>> Start

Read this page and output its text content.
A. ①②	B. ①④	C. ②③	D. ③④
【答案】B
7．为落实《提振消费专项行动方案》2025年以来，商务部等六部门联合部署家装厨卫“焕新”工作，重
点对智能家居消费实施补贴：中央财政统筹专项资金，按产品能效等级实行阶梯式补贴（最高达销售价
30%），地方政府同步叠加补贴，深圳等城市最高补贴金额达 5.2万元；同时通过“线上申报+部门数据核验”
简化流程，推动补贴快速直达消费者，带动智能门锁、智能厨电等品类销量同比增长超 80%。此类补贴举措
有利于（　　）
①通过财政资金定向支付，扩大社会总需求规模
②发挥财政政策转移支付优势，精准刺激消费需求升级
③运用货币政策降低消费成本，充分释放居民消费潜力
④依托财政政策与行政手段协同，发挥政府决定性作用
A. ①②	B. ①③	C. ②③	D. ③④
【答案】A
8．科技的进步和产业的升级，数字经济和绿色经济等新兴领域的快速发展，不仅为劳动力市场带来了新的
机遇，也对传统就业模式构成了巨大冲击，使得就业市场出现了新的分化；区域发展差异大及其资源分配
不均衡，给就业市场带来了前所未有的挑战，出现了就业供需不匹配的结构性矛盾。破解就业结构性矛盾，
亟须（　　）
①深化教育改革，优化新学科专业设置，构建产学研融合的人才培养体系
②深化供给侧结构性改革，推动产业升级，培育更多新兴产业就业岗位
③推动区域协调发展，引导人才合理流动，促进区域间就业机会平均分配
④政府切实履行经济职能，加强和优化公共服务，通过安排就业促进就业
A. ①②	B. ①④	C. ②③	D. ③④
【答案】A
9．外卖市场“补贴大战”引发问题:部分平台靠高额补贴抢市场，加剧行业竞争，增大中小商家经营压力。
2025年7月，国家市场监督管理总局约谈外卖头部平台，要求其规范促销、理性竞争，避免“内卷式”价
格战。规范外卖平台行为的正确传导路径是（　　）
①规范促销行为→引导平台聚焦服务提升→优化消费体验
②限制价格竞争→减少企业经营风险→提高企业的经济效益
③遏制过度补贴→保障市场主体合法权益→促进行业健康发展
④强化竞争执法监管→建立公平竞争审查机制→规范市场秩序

>> End

Goal: Repeat the entries above exactly, leaving nothing out.

Solution for this problem:
Read this page and output its text content.
A. ①②	B. ①④	C. ②③	D. ③④
【答案】B
7．为落实《提振消费专项行动方案》2025年以来，商务部等六部门联合部署家装厨卫“焕新”工作，重
点对智能家居消费实施补贴：中央财政统筹专项资金，按产品能效等级实行阶梯式补贴（最高达销售价
30%），地方政府同步叠加补贴，深圳等城市最高补贴金额达 5.2万元；同时通过“线上申报+部门数据核验”
简化流程，推动补贴快速直达消费者，带动智能门锁、智能厨电等品类销量同比增长超 80%。此类补贴举措
有利于（　　）
①通过财政资金定向支付，扩大社会总需求规模
②发挥财政政策转移支付优势，精准刺激消费需求升级
③运用货币政策降低消费成本，充分释放居民消费潜力
④依托财政政策与行政手段协同，发挥政府决定性作用
A. ①②	B. ①③	C. ②③	D. ③④
【答案】A
8．科技的进步和产业的升级，数字经济和绿色经济等新兴领域的快速发展，不仅为劳动力市场带来了新的
机遇，也对传统就业模式构成了巨大冲击，使得就业市场出现了新的分化；区域发展差异大及其资源分配
不均衡，给就业市场带来了前所未有的挑战，出现了就业供需不匹配的结构性矛盾。破解就业结构性矛盾，
亟须（　　）
①深化教育改革，优化新学科专业设置，构建产学研融合的人才培养体系
②深化供给侧结构性改革，推动产业升级，培育更多新兴产业就业岗位
③推动区域协调发展，引导人才合理流动，促进区域间就业机会平均分配
④政府切实履行经济职能，加强和优化公共服务，通过安排就业促进就业
A. ①②	B. ①④	C. ②③	D. ③④
【答案】A
9．外卖市场“补贴大战”引发问题:部分平台靠高额补贴抢市场，加剧行业竞争，增大中小商家经营压力。
2025年7月，国家市场监督管理总局约谈外卖头部平台，要求其规范促销、理性竞争，避免“内卷式”价
格战。规范外卖平台行为的正确传导路径是（　　）
①规范促销行为→引导平台聚焦服务提升→优化消费体验
②限制价格竞争→减少企业经营风险→提高企业的经济效益
③遏制过度补贴→保障市场主体合法权益→促进行业健康发展
④强化竞争执法监管→建立公平竞争审查机制→规范市场秩序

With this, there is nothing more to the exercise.